__Record set__.
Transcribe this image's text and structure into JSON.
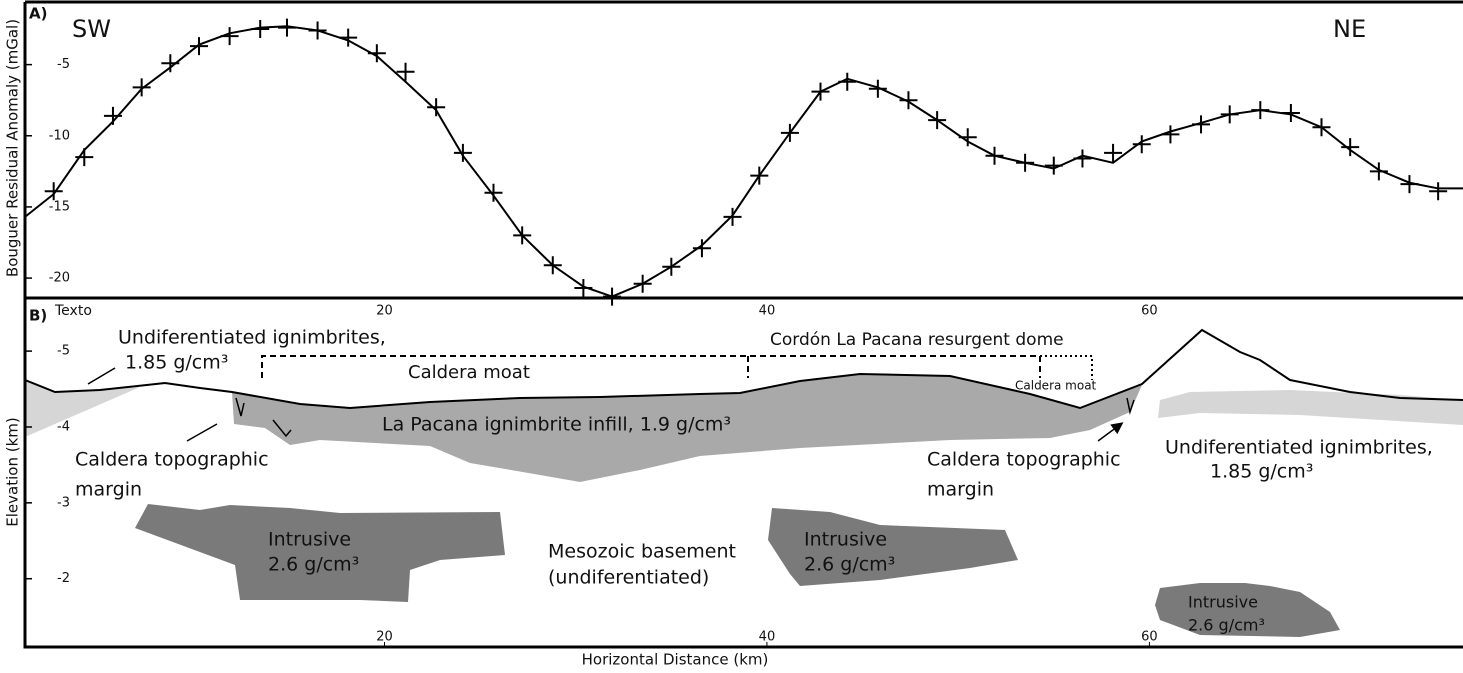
{
  "panels": {
    "a": "A)",
    "b": "B)",
    "sw": "SW",
    "ne": "NE"
  },
  "chart_data": [
    {
      "type": "line",
      "ylabel": "Bouguer Residual Anomaly (mGal)",
      "xlim": [
        1.2,
        76.4
      ],
      "ylim": [
        -21.4,
        -0.6
      ],
      "yticks": [
        -5,
        -10,
        -15,
        -20
      ],
      "series": [
        {
          "color": "#000000",
          "marker": "plus",
          "x": [
            2.7,
            4.3,
            5.8,
            7.3,
            8.8,
            10.3,
            11.9,
            13.5,
            14.9,
            16.5,
            18.1,
            19.6,
            21.1,
            22.7,
            24.1,
            25.7,
            27.2,
            28.8,
            30.4,
            31.9,
            33.5,
            35.0,
            36.6,
            38.2,
            39.6,
            41.2,
            42.8,
            44.2,
            45.8,
            47.4,
            48.9,
            50.5,
            51.9,
            53.5,
            55.0,
            56.5,
            58.1,
            59.6,
            61.1,
            62.7,
            64.2,
            65.8,
            67.4,
            69.0,
            70.5,
            72.0,
            73.6,
            75.1
          ],
          "values": [
            -13.9,
            -11.5,
            -8.6,
            -6.6,
            -4.9,
            -3.7,
            -3.0,
            -2.5,
            -2.4,
            -2.6,
            -3.1,
            -4.2,
            -5.5,
            -8.0,
            -11.2,
            -14.0,
            -17.0,
            -19.1,
            -20.7,
            -21.3,
            -20.4,
            -19.2,
            -17.9,
            -15.7,
            -12.8,
            -9.8,
            -6.9,
            -6.2,
            -6.7,
            -7.5,
            -8.9,
            -10.1,
            -11.4,
            -11.9,
            -12.1,
            -11.6,
            -11.2,
            -10.6,
            -9.9,
            -9.2,
            -8.5,
            -8.2,
            -8.4,
            -9.4,
            -10.8,
            -12.5,
            -13.4,
            -13.9
          ]
        },
        {
          "color": "#000000",
          "marker": "none",
          "x": [
            1.2,
            2.7,
            4.3,
            5.8,
            7.3,
            8.8,
            10.3,
            11.9,
            13.5,
            14.9,
            16.5,
            18.1,
            19.6,
            21.1,
            22.7,
            24.1,
            25.7,
            27.2,
            28.8,
            30.4,
            31.9,
            33.5,
            35.0,
            36.6,
            38.2,
            39.6,
            41.2,
            42.8,
            44.2,
            45.8,
            47.4,
            48.9,
            50.5,
            51.9,
            53.5,
            55.0,
            56.5,
            58.1,
            59.6,
            61.1,
            62.7,
            64.2,
            65.8,
            67.4,
            69.0,
            70.5,
            72.0,
            73.6,
            75.1,
            76.4
          ],
          "values": [
            -15.7,
            -14.1,
            -11.0,
            -9.0,
            -6.7,
            -5.2,
            -3.6,
            -2.8,
            -2.4,
            -2.3,
            -2.6,
            -3.3,
            -4.4,
            -6.2,
            -8.2,
            -11.4,
            -14.2,
            -17.0,
            -19.1,
            -20.6,
            -21.3,
            -20.4,
            -19.2,
            -17.7,
            -15.6,
            -12.8,
            -9.8,
            -6.9,
            -6.0,
            -6.6,
            -7.6,
            -8.9,
            -10.4,
            -11.4,
            -11.9,
            -12.3,
            -11.4,
            -11.9,
            -10.4,
            -9.7,
            -9.1,
            -8.5,
            -8.2,
            -8.5,
            -9.4,
            -11.0,
            -12.4,
            -13.3,
            -13.7,
            -13.7
          ]
        }
      ]
    },
    {
      "type": "section",
      "ylabel": "Elevation (km)",
      "xlabel": "Horizontal Distance (km)",
      "xlim": [
        1.2,
        76.4
      ],
      "xticks": [
        20,
        40,
        60
      ],
      "ylim": [
        -1.1,
        -5.7
      ],
      "yticks": [
        -5,
        -4,
        -3,
        -2
      ],
      "annotations": [
        "Undiferentiated ignimbrites,",
        "1.85 g/cm³",
        "Cordón La Pacana resurgent dome",
        "Caldera moat",
        "Caldera moat",
        "La Pacana ignimbrite infill, 1.9 g/cm³",
        "Caldera topographic",
        "margin",
        "Caldera topographic",
        "margin",
        "Undiferentiated ignimbrites,",
        "1.85 g/cm³",
        "Intrusive",
        "2.6 g/cm³",
        "Mesozoic basement",
        "(undiferentiated)",
        "Intrusive",
        "2.6 g/cm³",
        "Intrusive",
        "2.6 g/cm³",
        "Texto"
      ]
    }
  ]
}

__Work required__. Reproduce all of the data exactly, omitting each picture it holds.

__Result of the task__.
Transcribe this image's text and structure into JSON.
{
  "panels": {
    "a": "A)",
    "b": "B)",
    "sw": "SW",
    "ne": "NE"
  },
  "chart_data": [
    {
      "type": "line",
      "ylabel": "Bouguer Residual Anomaly (mGal)",
      "xlim": [
        1.2,
        76.4
      ],
      "ylim": [
        -21.4,
        -0.6
      ],
      "yticks": [
        -5,
        -10,
        -15,
        -20
      ],
      "series": [
        {
          "color": "#000000",
          "marker": "plus",
          "x": [
            2.7,
            4.3,
            5.8,
            7.3,
            8.8,
            10.3,
            11.9,
            13.5,
            14.9,
            16.5,
            18.1,
            19.6,
            21.1,
            22.7,
            24.1,
            25.7,
            27.2,
            28.8,
            30.4,
            31.9,
            33.5,
            35.0,
            36.6,
            38.2,
            39.6,
            41.2,
            42.8,
            44.2,
            45.8,
            47.4,
            48.9,
            50.5,
            51.9,
            53.5,
            55.0,
            56.5,
            58.1,
            59.6,
            61.1,
            62.7,
            64.2,
            65.8,
            67.4,
            69.0,
            70.5,
            72.0,
            73.6,
            75.1
          ],
          "values": [
            -13.9,
            -11.5,
            -8.6,
            -6.6,
            -4.9,
            -3.7,
            -3.0,
            -2.5,
            -2.4,
            -2.6,
            -3.1,
            -4.2,
            -5.5,
            -8.0,
            -11.2,
            -14.0,
            -17.0,
            -19.1,
            -20.7,
            -21.3,
            -20.4,
            -19.2,
            -17.9,
            -15.7,
            -12.8,
            -9.8,
            -6.9,
            -6.2,
            -6.7,
            -7.5,
            -8.9,
            -10.1,
            -11.4,
            -11.9,
            -12.1,
            -11.6,
            -11.2,
            -10.6,
            -9.9,
            -9.2,
            -8.5,
            -8.2,
            -8.4,
            -9.4,
            -10.8,
            -12.5,
            -13.4,
            -13.9
          ]
        },
        {
          "color": "#000000",
          "marker": "none",
          "x": [
            1.2,
            2.7,
            4.3,
            5.8,
            7.3,
            8.8,
            10.3,
            11.9,
            13.5,
            14.9,
            16.5,
            18.1,
            19.6,
            21.1,
            22.7,
            24.1,
            25.7,
            27.2,
            28.8,
            30.4,
            31.9,
            33.5,
            35.0,
            36.6,
            38.2,
            39.6,
            41.2,
            42.8,
            44.2,
            45.8,
            47.4,
            48.9,
            50.5,
            51.9,
            53.5,
            55.0,
            56.5,
            58.1,
            59.6,
            61.1,
            62.7,
            64.2,
            65.8,
            67.4,
            69.0,
            70.5,
            72.0,
            73.6,
            75.1,
            76.4
          ],
          "values": [
            -15.7,
            -14.1,
            -11.0,
            -9.0,
            -6.7,
            -5.2,
            -3.6,
            -2.8,
            -2.4,
            -2.3,
            -2.6,
            -3.3,
            -4.4,
            -6.2,
            -8.2,
            -11.4,
            -14.2,
            -17.0,
            -19.1,
            -20.6,
            -21.3,
            -20.4,
            -19.2,
            -17.7,
            -15.6,
            -12.8,
            -9.8,
            -6.9,
            -6.0,
            -6.6,
            -7.6,
            -8.9,
            -10.4,
            -11.4,
            -11.9,
            -12.3,
            -11.4,
            -11.9,
            -10.4,
            -9.7,
            -9.1,
            -8.5,
            -8.2,
            -8.5,
            -9.4,
            -11.0,
            -12.4,
            -13.3,
            -13.7,
            -13.7
          ]
        }
      ]
    },
    {
      "type": "section",
      "ylabel": "Elevation (km)",
      "xlabel": "Horizontal Distance (km)",
      "xlim": [
        1.2,
        76.4
      ],
      "xticks": [
        20,
        40,
        60
      ],
      "ylim": [
        -1.1,
        -5.7
      ],
      "yticks": [
        -5,
        -4,
        -3,
        -2
      ],
      "annotations": [
        "Undiferentiated ignimbrites,",
        "1.85 g/cm³",
        "Cordón La Pacana resurgent dome",
        "Caldera moat",
        "Caldera moat",
        "La Pacana ignimbrite infill, 1.9 g/cm³",
        "Caldera topographic",
        "margin",
        "Caldera topographic",
        "margin",
        "Undiferentiated ignimbrites,",
        "1.85 g/cm³",
        "Intrusive",
        "2.6 g/cm³",
        "Mesozoic basement",
        "(undiferentiated)",
        "Intrusive",
        "2.6 g/cm³",
        "Intrusive",
        "2.6 g/cm³",
        "Texto"
      ]
    }
  ]
}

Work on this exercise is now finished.